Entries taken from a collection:
--- BEGIN ---

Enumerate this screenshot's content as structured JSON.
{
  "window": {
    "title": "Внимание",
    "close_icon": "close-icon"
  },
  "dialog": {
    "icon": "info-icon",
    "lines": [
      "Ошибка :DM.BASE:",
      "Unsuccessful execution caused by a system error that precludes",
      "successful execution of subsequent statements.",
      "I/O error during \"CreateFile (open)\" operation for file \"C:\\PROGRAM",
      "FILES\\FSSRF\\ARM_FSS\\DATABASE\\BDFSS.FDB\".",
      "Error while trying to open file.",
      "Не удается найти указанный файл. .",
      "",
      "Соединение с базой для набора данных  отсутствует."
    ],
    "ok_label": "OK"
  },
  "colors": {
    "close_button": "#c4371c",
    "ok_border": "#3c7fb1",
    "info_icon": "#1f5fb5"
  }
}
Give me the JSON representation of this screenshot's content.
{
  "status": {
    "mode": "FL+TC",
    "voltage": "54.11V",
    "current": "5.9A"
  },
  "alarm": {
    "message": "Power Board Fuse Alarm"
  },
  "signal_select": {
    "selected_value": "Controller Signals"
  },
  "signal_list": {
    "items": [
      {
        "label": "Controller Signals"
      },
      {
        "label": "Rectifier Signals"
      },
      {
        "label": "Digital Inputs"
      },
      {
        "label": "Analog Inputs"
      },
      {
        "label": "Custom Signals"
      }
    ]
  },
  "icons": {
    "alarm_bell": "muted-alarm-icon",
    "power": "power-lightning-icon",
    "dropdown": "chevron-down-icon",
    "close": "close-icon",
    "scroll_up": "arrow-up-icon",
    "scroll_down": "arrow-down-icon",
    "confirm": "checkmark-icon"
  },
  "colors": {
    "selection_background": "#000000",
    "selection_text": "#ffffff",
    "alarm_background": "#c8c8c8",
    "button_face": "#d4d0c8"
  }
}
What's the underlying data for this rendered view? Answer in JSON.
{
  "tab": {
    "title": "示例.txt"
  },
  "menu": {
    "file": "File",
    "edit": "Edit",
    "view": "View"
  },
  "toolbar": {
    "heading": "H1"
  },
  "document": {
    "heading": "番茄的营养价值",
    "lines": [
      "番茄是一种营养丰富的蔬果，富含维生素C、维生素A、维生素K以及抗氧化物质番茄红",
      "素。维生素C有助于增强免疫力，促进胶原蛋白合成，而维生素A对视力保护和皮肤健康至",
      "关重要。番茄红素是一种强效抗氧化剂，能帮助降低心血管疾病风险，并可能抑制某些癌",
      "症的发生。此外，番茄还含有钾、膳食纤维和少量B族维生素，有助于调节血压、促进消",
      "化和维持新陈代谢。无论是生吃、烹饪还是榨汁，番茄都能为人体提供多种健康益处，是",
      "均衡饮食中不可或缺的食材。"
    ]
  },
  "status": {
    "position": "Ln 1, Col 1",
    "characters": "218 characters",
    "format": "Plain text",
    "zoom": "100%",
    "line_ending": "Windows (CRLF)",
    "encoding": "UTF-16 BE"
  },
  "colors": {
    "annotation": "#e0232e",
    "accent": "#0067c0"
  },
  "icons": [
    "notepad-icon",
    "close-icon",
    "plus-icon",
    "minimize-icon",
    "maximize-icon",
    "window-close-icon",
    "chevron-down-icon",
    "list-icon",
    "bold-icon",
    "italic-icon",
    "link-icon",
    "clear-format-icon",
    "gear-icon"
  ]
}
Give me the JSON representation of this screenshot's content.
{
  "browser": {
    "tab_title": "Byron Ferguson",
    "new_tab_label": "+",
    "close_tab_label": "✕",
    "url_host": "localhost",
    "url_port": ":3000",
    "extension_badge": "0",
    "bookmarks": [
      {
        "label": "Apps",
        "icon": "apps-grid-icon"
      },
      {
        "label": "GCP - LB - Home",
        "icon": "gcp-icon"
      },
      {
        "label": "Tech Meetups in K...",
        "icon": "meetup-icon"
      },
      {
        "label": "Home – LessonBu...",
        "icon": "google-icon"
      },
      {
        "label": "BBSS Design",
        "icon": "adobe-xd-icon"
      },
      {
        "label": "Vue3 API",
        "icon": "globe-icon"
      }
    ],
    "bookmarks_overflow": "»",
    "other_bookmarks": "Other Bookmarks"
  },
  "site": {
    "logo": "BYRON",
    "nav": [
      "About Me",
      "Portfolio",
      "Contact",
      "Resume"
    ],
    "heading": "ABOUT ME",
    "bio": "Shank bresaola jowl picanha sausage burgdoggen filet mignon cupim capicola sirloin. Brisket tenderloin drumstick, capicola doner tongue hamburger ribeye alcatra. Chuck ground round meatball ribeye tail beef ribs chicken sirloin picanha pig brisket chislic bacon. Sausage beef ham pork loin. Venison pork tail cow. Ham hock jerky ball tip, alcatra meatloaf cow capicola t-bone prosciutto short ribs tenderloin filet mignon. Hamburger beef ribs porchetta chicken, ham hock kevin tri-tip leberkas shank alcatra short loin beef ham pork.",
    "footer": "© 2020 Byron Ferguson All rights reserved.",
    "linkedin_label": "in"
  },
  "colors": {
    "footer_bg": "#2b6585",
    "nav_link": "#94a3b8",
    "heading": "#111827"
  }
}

--- END ---

GOAL: Each line that holds the word "Ferguson" is to be copied.

TASK RESPONSE:
    "tab_title": "Byron Ferguson",
    "footer": "© 2020 Byron Ferguson All rights reserved.",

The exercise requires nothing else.